DIRECTION: Would you set down every entry shown below, precisely as written?

[Data entries]
----------------
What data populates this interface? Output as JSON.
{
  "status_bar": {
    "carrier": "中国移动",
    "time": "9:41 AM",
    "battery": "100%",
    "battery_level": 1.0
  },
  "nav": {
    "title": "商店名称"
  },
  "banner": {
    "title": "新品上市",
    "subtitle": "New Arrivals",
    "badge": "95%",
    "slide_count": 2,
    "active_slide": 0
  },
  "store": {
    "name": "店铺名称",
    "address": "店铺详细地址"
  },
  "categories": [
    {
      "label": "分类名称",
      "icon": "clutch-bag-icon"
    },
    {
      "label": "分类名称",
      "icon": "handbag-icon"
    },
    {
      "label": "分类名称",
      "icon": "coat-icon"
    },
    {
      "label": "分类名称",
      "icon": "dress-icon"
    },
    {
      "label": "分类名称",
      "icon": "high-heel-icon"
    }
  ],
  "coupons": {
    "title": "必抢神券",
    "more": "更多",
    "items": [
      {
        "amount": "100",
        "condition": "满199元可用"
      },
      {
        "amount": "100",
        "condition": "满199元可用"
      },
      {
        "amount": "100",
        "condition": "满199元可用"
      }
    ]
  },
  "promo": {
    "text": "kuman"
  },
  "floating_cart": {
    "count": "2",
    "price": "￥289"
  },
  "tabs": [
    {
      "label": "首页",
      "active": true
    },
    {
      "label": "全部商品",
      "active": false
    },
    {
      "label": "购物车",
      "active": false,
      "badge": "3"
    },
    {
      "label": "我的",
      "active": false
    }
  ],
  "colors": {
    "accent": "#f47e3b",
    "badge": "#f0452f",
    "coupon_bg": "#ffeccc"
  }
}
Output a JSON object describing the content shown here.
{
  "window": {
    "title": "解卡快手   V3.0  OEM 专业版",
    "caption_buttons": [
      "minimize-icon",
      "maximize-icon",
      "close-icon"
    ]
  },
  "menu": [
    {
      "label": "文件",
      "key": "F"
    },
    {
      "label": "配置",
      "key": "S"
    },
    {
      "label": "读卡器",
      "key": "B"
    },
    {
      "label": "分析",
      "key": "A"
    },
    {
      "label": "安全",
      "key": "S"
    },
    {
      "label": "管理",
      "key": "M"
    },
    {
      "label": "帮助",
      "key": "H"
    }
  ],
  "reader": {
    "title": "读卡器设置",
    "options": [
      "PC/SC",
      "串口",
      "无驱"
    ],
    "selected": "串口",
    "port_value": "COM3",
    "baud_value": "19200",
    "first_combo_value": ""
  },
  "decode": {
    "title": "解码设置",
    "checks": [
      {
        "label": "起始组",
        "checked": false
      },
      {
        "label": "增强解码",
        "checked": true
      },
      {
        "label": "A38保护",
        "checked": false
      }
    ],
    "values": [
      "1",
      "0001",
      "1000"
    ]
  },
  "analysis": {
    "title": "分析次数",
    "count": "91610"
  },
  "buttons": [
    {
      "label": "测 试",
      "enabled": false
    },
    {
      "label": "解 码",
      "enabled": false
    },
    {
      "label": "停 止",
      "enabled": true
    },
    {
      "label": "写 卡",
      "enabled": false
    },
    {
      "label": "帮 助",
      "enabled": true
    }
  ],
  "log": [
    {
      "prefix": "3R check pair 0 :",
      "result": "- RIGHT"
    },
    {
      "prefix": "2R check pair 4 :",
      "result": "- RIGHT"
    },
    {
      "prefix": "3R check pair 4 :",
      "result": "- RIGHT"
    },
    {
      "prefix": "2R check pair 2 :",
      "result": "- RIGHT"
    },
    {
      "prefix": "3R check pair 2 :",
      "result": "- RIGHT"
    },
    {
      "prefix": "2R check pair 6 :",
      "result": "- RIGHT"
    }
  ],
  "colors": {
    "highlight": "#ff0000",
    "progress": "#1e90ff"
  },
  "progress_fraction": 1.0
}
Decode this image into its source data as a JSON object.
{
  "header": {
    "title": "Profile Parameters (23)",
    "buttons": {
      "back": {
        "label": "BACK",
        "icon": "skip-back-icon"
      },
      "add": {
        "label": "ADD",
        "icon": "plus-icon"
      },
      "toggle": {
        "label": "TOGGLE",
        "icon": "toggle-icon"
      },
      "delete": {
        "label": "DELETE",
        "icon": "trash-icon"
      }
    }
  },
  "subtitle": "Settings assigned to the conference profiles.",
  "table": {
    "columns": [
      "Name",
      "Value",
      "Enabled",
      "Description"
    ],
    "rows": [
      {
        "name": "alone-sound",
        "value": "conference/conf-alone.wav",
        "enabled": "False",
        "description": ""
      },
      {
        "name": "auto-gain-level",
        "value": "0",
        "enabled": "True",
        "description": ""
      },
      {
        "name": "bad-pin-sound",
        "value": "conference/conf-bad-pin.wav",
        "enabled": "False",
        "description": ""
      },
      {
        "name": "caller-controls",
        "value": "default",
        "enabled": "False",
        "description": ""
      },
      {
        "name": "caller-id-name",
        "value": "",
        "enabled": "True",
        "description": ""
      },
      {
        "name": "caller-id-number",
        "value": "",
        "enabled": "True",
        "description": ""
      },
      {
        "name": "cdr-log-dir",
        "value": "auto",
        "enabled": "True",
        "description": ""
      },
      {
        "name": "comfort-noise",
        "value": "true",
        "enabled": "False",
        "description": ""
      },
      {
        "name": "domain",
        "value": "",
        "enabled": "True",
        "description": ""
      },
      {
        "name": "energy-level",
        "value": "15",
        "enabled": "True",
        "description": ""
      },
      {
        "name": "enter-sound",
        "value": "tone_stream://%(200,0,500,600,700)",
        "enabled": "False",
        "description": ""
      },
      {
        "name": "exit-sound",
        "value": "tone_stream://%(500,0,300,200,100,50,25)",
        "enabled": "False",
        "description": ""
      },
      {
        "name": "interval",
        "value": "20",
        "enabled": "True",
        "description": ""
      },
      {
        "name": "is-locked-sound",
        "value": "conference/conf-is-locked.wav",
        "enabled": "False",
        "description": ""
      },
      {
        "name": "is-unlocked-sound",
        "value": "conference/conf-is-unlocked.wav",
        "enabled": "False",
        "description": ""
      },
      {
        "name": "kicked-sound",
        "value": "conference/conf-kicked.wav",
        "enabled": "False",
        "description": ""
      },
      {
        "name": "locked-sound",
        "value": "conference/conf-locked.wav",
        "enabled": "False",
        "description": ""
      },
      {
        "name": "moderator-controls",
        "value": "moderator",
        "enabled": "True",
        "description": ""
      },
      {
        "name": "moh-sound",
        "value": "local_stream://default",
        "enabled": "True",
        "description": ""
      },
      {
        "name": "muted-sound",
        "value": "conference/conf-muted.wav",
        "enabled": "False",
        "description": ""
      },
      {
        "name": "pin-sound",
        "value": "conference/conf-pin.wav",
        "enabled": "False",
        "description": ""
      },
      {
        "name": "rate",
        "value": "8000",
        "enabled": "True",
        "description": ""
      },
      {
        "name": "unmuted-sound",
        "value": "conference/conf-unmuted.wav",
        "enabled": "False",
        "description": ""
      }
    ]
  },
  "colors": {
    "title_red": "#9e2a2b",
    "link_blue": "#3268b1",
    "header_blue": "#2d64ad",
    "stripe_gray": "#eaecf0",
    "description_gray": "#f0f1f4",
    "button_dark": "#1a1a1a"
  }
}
----------------
RESULT BELOW:
What data populates this interface? Output as JSON.
{
  "status_bar": {
    "carrier": "中国移动",
    "time": "9:41 AM",
    "battery": "100%",
    "battery_level": 1.0
  },
  "nav": {
    "title": "商店名称"
  },
  "banner": {
    "title": "新品上市",
    "subtitle": "New Arrivals",
    "badge": "95%",
    "slide_count": 2,
    "active_slide": 0
  },
  "store": {
    "name": "店铺名称",
    "address": "店铺详细地址"
  },
  "categories": [
    {
      "label": "分类名称",
      "icon": "clutch-bag-icon"
    },
    {
      "label": "分类名称",
      "icon": "handbag-icon"
    },
    {
      "label": "分类名称",
      "icon": "coat-icon"
    },
    {
      "label": "分类名称",
      "icon": "dress-icon"
    },
    {
      "label": "分类名称",
      "icon": "high-heel-icon"
    }
  ],
  "coupons": {
    "title": "必抢神券",
    "more": "更多",
    "items": [
      {
        "amount": "100",
        "condition": "满199元可用"
      },
      {
        "amount": "100",
        "condition": "满199元可用"
      },
      {
        "amount": "100",
        "condition": "满199元可用"
      }
    ]
  },
  "promo": {
    "text": "kuman"
  },
  "floating_cart": {
    "count": "2",
    "price": "￥289"
  },
  "tabs": [
    {
      "label": "首页",
      "active": true
    },
    {
      "label": "全部商品",
      "active": false
    },
    {
      "label": "购物车",
      "active": false,
      "badge": "3"
    },
    {
      "label": "我的",
      "active": false
    }
  ],
  "colors": {
    "accent": "#f47e3b",
    "badge": "#f0452f",
    "coupon_bg": "#ffeccc"
  }
}
Output a JSON object describing the content shown here.
{
  "window": {
    "title": "解卡快手   V3.0  OEM 专业版",
    "caption_buttons": [
      "minimize-icon",
      "maximize-icon",
      "close-icon"
    ]
  },
  "menu": [
    {
      "label": "文件",
      "key": "F"
    },
    {
      "label": "配置",
      "key": "S"
    },
    {
      "label": "读卡器",
      "key": "B"
    },
    {
      "label": "分析",
      "key": "A"
    },
    {
      "label": "安全",
      "key": "S"
    },
    {
      "label": "管理",
      "key": "M"
    },
    {
      "label": "帮助",
      "key": "H"
    }
  ],
  "reader": {
    "title": "读卡器设置",
    "options": [
      "PC/SC",
      "串口",
      "无驱"
    ],
    "selected": "串口",
    "port_value": "COM3",
    "baud_value": "19200",
    "first_combo_value": ""
  },
  "decode": {
    "title": "解码设置",
    "checks": [
      {
        "label": "起始组",
        "checked": false
      },
      {
        "label": "增强解码",
        "checked": true
      },
      {
        "label": "A38保护",
        "checked": false
      }
    ],
    "values": [
      "1",
      "0001",
      "1000"
    ]
  },
  "analysis": {
    "title": "分析次数",
    "count": "91610"
  },
  "buttons": [
    {
      "label": "测 试",
      "enabled": false
    },
    {
      "label": "解 码",
      "enabled": false
    },
    {
      "label": "停 止",
      "enabled": true
    },
    {
      "label": "写 卡",
      "enabled": false
    },
    {
      "label": "帮 助",
      "enabled": true
    }
  ],
  "log": [
    {
      "prefix": "3R check pair 0 :",
      "result": "- RIGHT"
    },
    {
      "prefix": "2R check pair 4 :",
      "result": "- RIGHT"
    },
    {
      "prefix": "3R check pair 4 :",
      "result": "- RIGHT"
    },
    {
      "prefix": "2R check pair 2 :",
      "result": "- RIGHT"
    },
    {
      "prefix": "3R check pair 2 :",
      "result": "- RIGHT"
    },
    {
      "prefix": "2R check pair 6 :",
      "result": "- RIGHT"
    }
  ],
  "colors": {
    "highlight": "#ff0000",
    "progress": "#1e90ff"
  },
  "progress_fraction": 1.0
}
Decode this image into its source data as a JSON object.
{
  "header": {
    "title": "Profile Parameters (23)",
    "buttons": {
      "back": {
        "label": "BACK",
        "icon": "skip-back-icon"
      },
      "add": {
        "label": "ADD",
        "icon": "plus-icon"
      },
      "toggle": {
        "label": "TOGGLE",
        "icon": "toggle-icon"
      },
      "delete": {
        "label": "DELETE",
        "icon": "trash-icon"
      }
    }
  },
  "subtitle": "Settings assigned to the conference profiles.",
  "table": {
    "columns": [
      "Name",
      "Value",
      "Enabled",
      "Description"
    ],
    "rows": [
      {
        "name": "alone-sound",
        "value": "conference/conf-alone.wav",
        "enabled": "False",
        "description": ""
      },
      {
        "name": "auto-gain-level",
        "value": "0",
        "enabled": "True",
        "description": ""
      },
      {
        "name": "bad-pin-sound",
        "value": "conference/conf-bad-pin.wav",
        "enabled": "False",
        "description": ""
      },
      {
        "name": "caller-controls",
        "value": "default",
        "enabled": "False",
        "description": ""
      },
      {
        "name": "caller-id-name",
        "value": "",
        "enabled": "True",
        "description": ""
      },
      {
        "name": "caller-id-number",
        "value": "",
        "enabled": "True",
        "description": ""
      },
      {
        "name": "cdr-log-dir",
        "value": "auto",
        "enabled": "True",
        "description": ""
      },
      {
        "name": "comfort-noise",
        "value": "true",
        "enabled": "False",
        "description": ""
      },
      {
        "name": "domain",
        "value": "",
        "enabled": "True",
        "description": ""
      },
      {
        "name": "energy-level",
        "value": "15",
        "enabled": "True",
        "description": ""
      },
      {
        "name": "enter-sound",
        "value": "tone_stream://%(200,0,500,600,700)",
        "enabled": "False",
        "description": ""
      },
      {
        "name": "exit-sound",
        "value": "tone_stream://%(500,0,300,200,100,50,25)",
        "enabled": "False",
        "description": ""
      },
      {
        "name": "interval",
        "value": "20",
        "enabled": "True",
        "description": ""
      },
      {
        "name": "is-locked-sound",
        "value": "conference/conf-is-locked.wav",
        "enabled": "False",
        "description": ""
      },
      {
        "name": "is-unlocked-sound",
        "value": "conference/conf-is-unlocked.wav",
        "enabled": "False",
        "description": ""
      },
      {
        "name": "kicked-sound",
        "value": "conference/conf-kicked.wav",
        "enabled": "False",
        "description": ""
      },
      {
        "name": "locked-sound",
        "value": "conference/conf-locked.wav",
        "enabled": "False",
        "description": ""
      },
      {
        "name": "moderator-controls",
        "value": "moderator",
        "enabled": "True",
        "description": ""
      },
      {
        "name": "moh-sound",
        "value": "local_stream://default",
        "enabled": "True",
        "description": ""
      },
      {
        "name": "muted-sound",
        "value": "conference/conf-muted.wav",
        "enabled": "False",
        "description": ""
      },
      {
        "name": "pin-sound",
        "value": "conference/conf-pin.wav",
        "enabled": "False",
        "description": ""
      },
      {
        "name": "rate",
        "value": "8000",
        "enabled": "True",
        "description": ""
      },
      {
        "name": "unmuted-sound",
        "value": "conference/conf-unmuted.wav",
        "enabled": "False",
        "description": ""
      }
    ]
  },
  "colors": {
    "title_red": "#9e2a2b",
    "link_blue": "#3268b1",
    "header_blue": "#2d64ad",
    "stripe_gray": "#eaecf0",
    "description_gray": "#f0f1f4",
    "button_dark": "#1a1a1a"
  }
}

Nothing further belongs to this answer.